───── GIVEN RECORDS ─────

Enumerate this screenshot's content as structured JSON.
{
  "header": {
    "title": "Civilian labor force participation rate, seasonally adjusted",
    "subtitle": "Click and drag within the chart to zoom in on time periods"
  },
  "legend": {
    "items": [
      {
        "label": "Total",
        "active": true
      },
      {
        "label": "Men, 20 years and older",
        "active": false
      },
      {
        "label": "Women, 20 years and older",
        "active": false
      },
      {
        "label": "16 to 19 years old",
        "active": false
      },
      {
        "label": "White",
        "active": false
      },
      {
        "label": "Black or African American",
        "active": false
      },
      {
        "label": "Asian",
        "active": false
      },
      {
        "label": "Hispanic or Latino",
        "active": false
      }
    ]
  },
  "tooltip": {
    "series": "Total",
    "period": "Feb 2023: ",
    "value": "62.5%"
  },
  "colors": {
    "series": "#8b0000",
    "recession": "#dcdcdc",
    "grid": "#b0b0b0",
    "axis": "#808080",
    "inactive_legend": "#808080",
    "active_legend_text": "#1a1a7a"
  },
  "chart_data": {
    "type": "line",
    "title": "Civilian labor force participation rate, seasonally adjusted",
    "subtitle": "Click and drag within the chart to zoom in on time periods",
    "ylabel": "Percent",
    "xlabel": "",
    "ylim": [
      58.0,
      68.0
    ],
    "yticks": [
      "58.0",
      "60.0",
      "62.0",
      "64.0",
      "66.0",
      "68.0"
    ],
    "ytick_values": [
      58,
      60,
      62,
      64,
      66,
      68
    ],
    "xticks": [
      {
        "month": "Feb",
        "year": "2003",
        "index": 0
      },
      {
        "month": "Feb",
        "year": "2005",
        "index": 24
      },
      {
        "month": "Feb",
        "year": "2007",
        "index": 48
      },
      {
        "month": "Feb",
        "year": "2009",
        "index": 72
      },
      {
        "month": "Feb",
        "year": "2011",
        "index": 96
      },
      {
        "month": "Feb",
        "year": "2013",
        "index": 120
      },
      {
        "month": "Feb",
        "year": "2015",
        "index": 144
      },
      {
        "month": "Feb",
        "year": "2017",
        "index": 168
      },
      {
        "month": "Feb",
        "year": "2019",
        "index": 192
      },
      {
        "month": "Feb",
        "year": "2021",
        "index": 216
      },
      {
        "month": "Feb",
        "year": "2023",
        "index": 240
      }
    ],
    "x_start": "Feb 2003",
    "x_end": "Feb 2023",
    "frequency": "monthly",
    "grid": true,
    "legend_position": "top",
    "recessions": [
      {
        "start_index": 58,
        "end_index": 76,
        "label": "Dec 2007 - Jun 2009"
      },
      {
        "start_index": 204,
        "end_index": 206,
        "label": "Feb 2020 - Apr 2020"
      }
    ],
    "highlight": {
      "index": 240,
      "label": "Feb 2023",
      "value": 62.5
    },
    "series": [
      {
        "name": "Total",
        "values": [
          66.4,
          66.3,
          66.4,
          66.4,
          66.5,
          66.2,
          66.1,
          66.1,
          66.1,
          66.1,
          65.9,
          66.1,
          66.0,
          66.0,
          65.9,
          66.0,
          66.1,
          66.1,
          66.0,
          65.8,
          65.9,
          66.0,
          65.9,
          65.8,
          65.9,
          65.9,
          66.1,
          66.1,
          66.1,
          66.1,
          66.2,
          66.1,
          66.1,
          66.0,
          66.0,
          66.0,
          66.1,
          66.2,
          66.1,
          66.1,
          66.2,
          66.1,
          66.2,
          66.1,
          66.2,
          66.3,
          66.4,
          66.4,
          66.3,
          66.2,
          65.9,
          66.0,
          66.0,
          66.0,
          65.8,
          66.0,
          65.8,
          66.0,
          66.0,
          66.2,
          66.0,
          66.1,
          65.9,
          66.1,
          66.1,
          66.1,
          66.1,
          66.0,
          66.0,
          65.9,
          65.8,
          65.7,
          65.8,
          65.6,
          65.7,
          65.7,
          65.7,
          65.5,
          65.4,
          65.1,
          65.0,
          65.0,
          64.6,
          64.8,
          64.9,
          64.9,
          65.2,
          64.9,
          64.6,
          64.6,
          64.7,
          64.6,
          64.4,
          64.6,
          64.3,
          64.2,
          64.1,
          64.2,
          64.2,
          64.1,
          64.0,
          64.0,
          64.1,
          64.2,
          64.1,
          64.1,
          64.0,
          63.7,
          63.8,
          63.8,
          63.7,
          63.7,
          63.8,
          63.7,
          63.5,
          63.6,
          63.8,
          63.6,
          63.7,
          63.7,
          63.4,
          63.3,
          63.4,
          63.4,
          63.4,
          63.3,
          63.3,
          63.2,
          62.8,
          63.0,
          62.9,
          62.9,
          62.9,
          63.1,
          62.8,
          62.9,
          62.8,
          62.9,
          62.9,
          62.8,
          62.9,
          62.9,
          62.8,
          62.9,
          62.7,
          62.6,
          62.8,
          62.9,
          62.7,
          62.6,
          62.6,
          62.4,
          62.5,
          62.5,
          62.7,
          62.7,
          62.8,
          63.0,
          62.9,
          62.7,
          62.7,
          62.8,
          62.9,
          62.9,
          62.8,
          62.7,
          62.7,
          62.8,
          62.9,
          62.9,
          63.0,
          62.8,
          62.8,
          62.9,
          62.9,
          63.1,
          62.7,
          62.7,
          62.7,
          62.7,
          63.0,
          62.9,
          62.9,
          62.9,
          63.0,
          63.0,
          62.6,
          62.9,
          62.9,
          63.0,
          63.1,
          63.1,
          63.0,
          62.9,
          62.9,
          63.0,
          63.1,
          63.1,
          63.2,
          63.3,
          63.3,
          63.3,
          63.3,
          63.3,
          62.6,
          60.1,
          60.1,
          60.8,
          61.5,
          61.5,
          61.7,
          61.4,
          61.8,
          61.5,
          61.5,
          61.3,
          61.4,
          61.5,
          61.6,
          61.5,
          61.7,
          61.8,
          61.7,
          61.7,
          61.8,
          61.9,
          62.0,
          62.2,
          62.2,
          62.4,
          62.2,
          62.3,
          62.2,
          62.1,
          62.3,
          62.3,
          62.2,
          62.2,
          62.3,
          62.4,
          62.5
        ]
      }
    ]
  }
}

─────

SET PROBLEM: Retype every entry above, word for word.

OUTPUT FOR THIS TASK:
Enumerate this screenshot's content as structured JSON.
{
  "header": {
    "title": "Civilian labor force participation rate, seasonally adjusted",
    "subtitle": "Click and drag within the chart to zoom in on time periods"
  },
  "legend": {
    "items": [
      {
        "label": "Total",
        "active": true
      },
      {
        "label": "Men, 20 years and older",
        "active": false
      },
      {
        "label": "Women, 20 years and older",
        "active": false
      },
      {
        "label": "16 to 19 years old",
        "active": false
      },
      {
        "label": "White",
        "active": false
      },
      {
        "label": "Black or African American",
        "active": false
      },
      {
        "label": "Asian",
        "active": false
      },
      {
        "label": "Hispanic or Latino",
        "active": false
      }
    ]
  },
  "tooltip": {
    "series": "Total",
    "period": "Feb 2023: ",
    "value": "62.5%"
  },
  "colors": {
    "series": "#8b0000",
    "recession": "#dcdcdc",
    "grid": "#b0b0b0",
    "axis": "#808080",
    "inactive_legend": "#808080",
    "active_legend_text": "#1a1a7a"
  },
  "chart_data": {
    "type": "line",
    "title": "Civilian labor force participation rate, seasonally adjusted",
    "subtitle": "Click and drag within the chart to zoom in on time periods",
    "ylabel": "Percent",
    "xlabel": "",
    "ylim": [
      58.0,
      68.0
    ],
    "yticks": [
      "58.0",
      "60.0",
      "62.0",
      "64.0",
      "66.0",
      "68.0"
    ],
    "ytick_values": [
      58,
      60,
      62,
      64,
      66,
      68
    ],
    "xticks": [
      {
        "month": "Feb",
        "year": "2003",
        "index": 0
      },
      {
        "month": "Feb",
        "year": "2005",
        "index": 24
      },
      {
        "month": "Feb",
        "year": "2007",
        "index": 48
      },
      {
        "month": "Feb",
        "year": "2009",
        "index": 72
      },
      {
        "month": "Feb",
        "year": "2011",
        "index": 96
      },
      {
        "month": "Feb",
        "year": "2013",
        "index": 120
      },
      {
        "month": "Feb",
        "year": "2015",
        "index": 144
      },
      {
        "month": "Feb",
        "year": "2017",
        "index": 168
      },
      {
        "month": "Feb",
        "year": "2019",
        "index": 192
      },
      {
        "month": "Feb",
        "year": "2021",
        "index": 216
      },
      {
        "month": "Feb",
        "year": "2023",
        "index": 240
      }
    ],
    "x_start": "Feb 2003",
    "x_end": "Feb 2023",
    "frequency": "monthly",
    "grid": true,
    "legend_position": "top",
    "recessions": [
      {
        "start_index": 58,
        "end_index": 76,
        "label": "Dec 2007 - Jun 2009"
      },
      {
        "start_index": 204,
        "end_index": 206,
        "label": "Feb 2020 - Apr 2020"
      }
    ],
    "highlight": {
      "index": 240,
      "label": "Feb 2023",
      "value": 62.5
    },
    "series": [
      {
        "name": "Total",
        "values": [
          66.4,
          66.3,
          66.4,
          66.4,
          66.5,
          66.2,
          66.1,
          66.1,
          66.1,
          66.1,
          65.9,
          66.1,
          66.0,
          66.0,
          65.9,
          66.0,
          66.1,
          66.1,
          66.0,
          65.8,
          65.9,
          66.0,
          65.9,
          65.8,
          65.9,
          65.9,
          66.1,
          66.1,
          66.1,
          66.1,
          66.2,
          66.1,
          66.1,
          66.0,
          66.0,
          66.0,
          66.1,
          66.2,
          66.1,
          66.1,
          66.2,
          66.1,
          66.2,
          66.1,
          66.2,
          66.3,
          66.4,
          66.4,
          66.3,
          66.2,
          65.9,
          66.0,
          66.0,
          66.0,
          65.8,
          66.0,
          65.8,
          66.0,
          66.0,
          66.2,
          66.0,
          66.1,
          65.9,
          66.1,
          66.1,
          66.1,
          66.1,
          66.0,
          66.0,
          65.9,
          65.8,
          65.7,
          65.8,
          65.6,
          65.7,
          65.7,
          65.7,
          65.5,
          65.4,
          65.1,
          65.0,
          65.0,
          64.6,
          64.8,
          64.9,
          64.9,
          65.2,
          64.9,
          64.6,
          64.6,
          64.7,
          64.6,
          64.4,
          64.6,
          64.3,
          64.2,
          64.1,
          64.2,
          64.2,
          64.1,
          64.0,
          64.0,
          64.1,
          64.2,
          64.1,
          64.1,
          64.0,
          63.7,
          63.8,
          63.8,
          63.7,
          63.7,
          63.8,
          63.7,
          63.5,
          63.6,
          63.8,
          63.6,
          63.7,
          63.7,
          63.4,
          63.3,
          63.4,
          63.4,
          63.4,
          63.3,
          63.3,
          63.2,
          62.8,
          63.0,
          62.9,
          62.9,
          62.9,
          63.1,
          62.8,
          62.9,
          62.8,
          62.9,
          62.9,
          62.8,
          62.9,
          62.9,
          62.8,
          62.9,
          62.7,
          62.6,
          62.8,
          62.9,
          62.7,
          62.6,
          62.6,
          62.4,
          62.5,
          62.5,
          62.7,
          62.7,
          62.8,
          63.0,
          62.9,
          62.7,
          62.7,
          62.8,
          62.9,
          62.9,
          62.8,
          62.7,
          62.7,
          62.8,
          62.9,
          62.9,
          63.0,
          62.8,
          62.8,
          62.9,
          62.9,
          63.1,
          62.7,
          62.7,
          62.7,
          62.7,
          63.0,
          62.9,
          62.9,
          62.9,
          63.0,
          63.0,
          62.6,
          62.9,
          62.9,
          63.0,
          63.1,
          63.1,
          63.0,
          62.9,
          62.9,
          63.0,
          63.1,
          63.1,
          63.2,
          63.3,
          63.3,
          63.3,
          63.3,
          63.3,
          62.6,
          60.1,
          60.1,
          60.8,
          61.5,
          61.5,
          61.7,
          61.4,
          61.8,
          61.5,
          61.5,
          61.3,
          61.4,
          61.5,
          61.6,
          61.5,
          61.7,
          61.8,
          61.7,
          61.7,
          61.8,
          61.9,
          62.0,
          62.2,
          62.2,
          62.4,
          62.2,
          62.3,
          62.2,
          62.1,
          62.3,
          62.3,
          62.2,
          62.2,
          62.3,
          62.4,
          62.5
        ]
      }
    ]
  }
}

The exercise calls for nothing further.